Stated goal
Examine the material below. Gather every line in which the string "bahagian" appears.
## begin
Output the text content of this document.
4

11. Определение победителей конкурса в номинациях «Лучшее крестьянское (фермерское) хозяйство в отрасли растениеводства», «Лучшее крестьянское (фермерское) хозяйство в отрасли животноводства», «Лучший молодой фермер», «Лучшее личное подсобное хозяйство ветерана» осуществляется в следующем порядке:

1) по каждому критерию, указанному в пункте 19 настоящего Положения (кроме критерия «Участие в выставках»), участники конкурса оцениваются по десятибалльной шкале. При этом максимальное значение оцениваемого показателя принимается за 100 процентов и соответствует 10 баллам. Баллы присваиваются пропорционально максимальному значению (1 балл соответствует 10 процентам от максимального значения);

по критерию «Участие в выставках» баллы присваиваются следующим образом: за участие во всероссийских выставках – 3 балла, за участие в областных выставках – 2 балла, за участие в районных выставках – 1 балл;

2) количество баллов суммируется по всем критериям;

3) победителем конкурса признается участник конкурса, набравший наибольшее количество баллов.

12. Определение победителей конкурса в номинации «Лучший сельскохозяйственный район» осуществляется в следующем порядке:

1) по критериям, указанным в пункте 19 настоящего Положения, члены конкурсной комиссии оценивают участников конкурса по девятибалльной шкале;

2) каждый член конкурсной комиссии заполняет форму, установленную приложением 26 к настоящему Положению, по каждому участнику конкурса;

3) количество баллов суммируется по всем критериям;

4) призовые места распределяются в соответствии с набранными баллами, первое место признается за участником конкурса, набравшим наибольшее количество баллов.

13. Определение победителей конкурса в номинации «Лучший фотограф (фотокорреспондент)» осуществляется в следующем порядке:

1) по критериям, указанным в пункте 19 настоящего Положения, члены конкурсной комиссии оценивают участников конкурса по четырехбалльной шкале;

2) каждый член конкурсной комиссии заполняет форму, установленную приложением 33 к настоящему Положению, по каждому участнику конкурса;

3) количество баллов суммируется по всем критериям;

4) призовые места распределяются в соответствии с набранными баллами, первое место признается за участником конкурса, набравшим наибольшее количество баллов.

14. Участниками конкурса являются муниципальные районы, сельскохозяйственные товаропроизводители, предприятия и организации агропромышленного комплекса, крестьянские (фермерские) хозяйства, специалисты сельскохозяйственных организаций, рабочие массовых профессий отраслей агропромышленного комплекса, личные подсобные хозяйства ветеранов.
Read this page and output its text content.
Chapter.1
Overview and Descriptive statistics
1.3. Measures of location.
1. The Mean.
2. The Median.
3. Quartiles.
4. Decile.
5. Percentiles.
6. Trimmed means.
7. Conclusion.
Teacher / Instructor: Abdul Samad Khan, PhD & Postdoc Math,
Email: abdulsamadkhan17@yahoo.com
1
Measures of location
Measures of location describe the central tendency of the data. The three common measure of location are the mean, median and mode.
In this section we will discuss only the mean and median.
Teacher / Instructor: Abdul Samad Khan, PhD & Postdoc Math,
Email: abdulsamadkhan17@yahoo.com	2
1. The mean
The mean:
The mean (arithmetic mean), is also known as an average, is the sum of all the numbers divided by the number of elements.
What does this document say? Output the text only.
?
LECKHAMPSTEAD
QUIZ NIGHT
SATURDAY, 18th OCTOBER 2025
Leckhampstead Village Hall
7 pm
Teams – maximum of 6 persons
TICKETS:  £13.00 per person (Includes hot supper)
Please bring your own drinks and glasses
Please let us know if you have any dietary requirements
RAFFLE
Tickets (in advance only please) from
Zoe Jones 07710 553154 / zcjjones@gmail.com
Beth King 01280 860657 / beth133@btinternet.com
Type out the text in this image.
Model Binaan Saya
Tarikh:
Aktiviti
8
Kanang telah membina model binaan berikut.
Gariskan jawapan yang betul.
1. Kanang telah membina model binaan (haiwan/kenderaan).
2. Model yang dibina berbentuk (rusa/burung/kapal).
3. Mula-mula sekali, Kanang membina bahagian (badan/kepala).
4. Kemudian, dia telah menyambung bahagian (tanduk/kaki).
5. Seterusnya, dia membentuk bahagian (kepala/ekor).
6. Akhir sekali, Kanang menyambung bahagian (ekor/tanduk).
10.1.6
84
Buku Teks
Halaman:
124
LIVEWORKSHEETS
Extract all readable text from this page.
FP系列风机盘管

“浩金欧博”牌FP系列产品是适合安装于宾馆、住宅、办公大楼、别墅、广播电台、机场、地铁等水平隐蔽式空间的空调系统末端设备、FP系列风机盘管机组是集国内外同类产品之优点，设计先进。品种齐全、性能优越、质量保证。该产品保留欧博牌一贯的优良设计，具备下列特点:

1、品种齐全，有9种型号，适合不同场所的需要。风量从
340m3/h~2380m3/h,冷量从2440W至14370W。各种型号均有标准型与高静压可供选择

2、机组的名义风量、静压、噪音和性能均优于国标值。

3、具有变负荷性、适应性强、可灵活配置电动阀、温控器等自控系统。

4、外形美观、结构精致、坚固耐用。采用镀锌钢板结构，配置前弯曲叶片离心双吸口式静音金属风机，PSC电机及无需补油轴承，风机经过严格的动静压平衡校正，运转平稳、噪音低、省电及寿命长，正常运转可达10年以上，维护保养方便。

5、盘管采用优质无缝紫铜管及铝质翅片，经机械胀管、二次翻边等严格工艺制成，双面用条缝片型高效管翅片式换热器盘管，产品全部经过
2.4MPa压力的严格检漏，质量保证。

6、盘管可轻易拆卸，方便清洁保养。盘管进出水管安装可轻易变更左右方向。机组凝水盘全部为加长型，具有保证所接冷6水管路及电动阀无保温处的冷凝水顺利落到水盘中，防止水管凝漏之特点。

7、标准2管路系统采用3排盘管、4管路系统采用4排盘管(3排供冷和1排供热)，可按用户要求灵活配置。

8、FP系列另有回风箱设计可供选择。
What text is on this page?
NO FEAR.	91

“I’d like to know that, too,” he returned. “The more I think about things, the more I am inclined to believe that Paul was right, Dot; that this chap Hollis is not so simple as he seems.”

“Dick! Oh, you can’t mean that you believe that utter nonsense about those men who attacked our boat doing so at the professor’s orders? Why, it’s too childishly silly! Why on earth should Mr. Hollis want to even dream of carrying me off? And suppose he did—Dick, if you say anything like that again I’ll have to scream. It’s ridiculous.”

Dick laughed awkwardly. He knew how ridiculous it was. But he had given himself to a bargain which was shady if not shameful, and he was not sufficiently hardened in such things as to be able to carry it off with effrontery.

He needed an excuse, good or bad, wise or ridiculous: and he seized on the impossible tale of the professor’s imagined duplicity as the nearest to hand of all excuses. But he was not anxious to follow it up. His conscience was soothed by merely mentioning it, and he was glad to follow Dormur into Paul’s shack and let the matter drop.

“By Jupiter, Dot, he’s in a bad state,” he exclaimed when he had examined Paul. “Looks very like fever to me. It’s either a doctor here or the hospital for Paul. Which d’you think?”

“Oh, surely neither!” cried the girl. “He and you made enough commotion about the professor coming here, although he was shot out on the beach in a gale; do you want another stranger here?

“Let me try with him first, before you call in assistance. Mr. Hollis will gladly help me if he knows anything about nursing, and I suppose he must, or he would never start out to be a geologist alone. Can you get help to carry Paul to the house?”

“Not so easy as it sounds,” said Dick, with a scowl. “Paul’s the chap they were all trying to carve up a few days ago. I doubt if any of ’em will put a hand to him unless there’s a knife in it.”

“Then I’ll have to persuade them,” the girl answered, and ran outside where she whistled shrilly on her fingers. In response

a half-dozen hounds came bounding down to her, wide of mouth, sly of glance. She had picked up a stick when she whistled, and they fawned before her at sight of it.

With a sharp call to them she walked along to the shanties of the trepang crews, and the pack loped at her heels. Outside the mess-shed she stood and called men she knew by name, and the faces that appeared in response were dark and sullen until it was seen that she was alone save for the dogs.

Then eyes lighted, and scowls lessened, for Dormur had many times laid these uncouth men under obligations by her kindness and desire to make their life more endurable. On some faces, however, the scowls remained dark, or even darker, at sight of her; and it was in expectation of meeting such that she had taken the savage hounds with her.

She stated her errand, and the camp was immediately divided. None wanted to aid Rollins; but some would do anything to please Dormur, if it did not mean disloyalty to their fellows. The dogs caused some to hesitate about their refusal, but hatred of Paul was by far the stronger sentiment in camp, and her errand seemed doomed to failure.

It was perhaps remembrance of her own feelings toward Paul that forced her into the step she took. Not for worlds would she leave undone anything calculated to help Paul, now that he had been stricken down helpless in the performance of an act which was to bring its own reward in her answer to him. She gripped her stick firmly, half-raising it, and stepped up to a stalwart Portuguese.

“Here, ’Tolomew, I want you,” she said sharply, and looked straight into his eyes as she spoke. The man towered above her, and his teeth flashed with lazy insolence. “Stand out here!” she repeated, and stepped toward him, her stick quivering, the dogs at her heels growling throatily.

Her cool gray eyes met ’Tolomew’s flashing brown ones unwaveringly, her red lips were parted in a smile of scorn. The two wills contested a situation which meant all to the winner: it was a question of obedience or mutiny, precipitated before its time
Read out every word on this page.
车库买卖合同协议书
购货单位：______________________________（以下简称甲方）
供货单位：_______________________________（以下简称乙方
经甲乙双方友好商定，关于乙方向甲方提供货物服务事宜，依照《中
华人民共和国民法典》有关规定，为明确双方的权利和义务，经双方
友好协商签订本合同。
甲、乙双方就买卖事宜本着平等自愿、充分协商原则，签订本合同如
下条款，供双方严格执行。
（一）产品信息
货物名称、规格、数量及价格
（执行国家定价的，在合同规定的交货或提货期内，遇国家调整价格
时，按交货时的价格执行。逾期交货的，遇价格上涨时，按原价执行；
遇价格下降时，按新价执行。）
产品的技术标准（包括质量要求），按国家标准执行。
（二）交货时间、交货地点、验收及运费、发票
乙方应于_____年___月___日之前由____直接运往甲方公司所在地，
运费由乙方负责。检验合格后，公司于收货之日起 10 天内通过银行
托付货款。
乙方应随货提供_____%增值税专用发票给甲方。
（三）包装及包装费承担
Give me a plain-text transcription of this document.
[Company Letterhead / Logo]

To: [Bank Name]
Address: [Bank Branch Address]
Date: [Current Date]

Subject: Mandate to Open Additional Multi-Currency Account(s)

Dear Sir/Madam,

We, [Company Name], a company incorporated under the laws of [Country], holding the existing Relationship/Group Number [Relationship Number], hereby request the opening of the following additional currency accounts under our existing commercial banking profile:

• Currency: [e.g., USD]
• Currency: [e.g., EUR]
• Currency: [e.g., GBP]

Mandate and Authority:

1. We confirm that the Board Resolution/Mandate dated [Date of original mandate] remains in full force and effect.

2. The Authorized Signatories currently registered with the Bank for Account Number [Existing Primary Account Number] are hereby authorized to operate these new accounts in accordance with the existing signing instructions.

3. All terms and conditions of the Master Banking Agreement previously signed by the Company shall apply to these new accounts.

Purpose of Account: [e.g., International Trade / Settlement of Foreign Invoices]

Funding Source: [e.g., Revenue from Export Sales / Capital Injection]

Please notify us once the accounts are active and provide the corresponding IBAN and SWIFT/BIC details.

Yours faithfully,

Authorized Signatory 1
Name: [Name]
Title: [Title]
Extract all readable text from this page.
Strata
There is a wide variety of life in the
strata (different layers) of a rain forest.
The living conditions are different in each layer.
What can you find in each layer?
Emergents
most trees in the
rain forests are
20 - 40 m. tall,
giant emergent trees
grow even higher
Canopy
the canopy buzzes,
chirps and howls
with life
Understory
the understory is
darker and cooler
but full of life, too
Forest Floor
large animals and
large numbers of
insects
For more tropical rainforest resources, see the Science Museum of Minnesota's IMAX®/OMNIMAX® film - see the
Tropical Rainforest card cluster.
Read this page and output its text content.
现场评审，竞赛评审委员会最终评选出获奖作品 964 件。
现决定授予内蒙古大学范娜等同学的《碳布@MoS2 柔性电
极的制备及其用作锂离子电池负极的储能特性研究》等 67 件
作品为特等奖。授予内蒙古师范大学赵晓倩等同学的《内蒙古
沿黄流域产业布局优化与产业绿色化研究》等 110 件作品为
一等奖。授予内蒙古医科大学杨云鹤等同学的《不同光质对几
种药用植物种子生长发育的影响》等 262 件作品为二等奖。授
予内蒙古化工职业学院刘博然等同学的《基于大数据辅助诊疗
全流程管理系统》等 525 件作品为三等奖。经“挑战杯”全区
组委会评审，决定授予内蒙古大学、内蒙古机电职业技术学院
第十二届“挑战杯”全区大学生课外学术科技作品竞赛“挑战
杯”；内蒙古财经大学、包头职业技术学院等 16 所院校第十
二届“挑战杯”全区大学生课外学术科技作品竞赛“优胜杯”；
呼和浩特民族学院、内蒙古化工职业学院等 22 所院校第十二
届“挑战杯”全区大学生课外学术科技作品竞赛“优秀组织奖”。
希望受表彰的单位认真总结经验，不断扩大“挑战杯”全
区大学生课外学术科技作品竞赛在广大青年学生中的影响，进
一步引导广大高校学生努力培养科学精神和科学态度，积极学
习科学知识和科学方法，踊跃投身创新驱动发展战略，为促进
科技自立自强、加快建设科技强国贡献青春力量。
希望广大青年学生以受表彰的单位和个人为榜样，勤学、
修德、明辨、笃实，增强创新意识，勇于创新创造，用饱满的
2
## end
The reply
3. Mula-mula sekali, Kanang membina bahagian (badan/kepala).
4. Kemudian, dia telah menyambung bahagian (tanduk/kaki).
5. Seterusnya, dia membentuk bahagian (kepala/ekor).
6. Akhir sekali, Kanang menyambung bahagian (ekor/tanduk).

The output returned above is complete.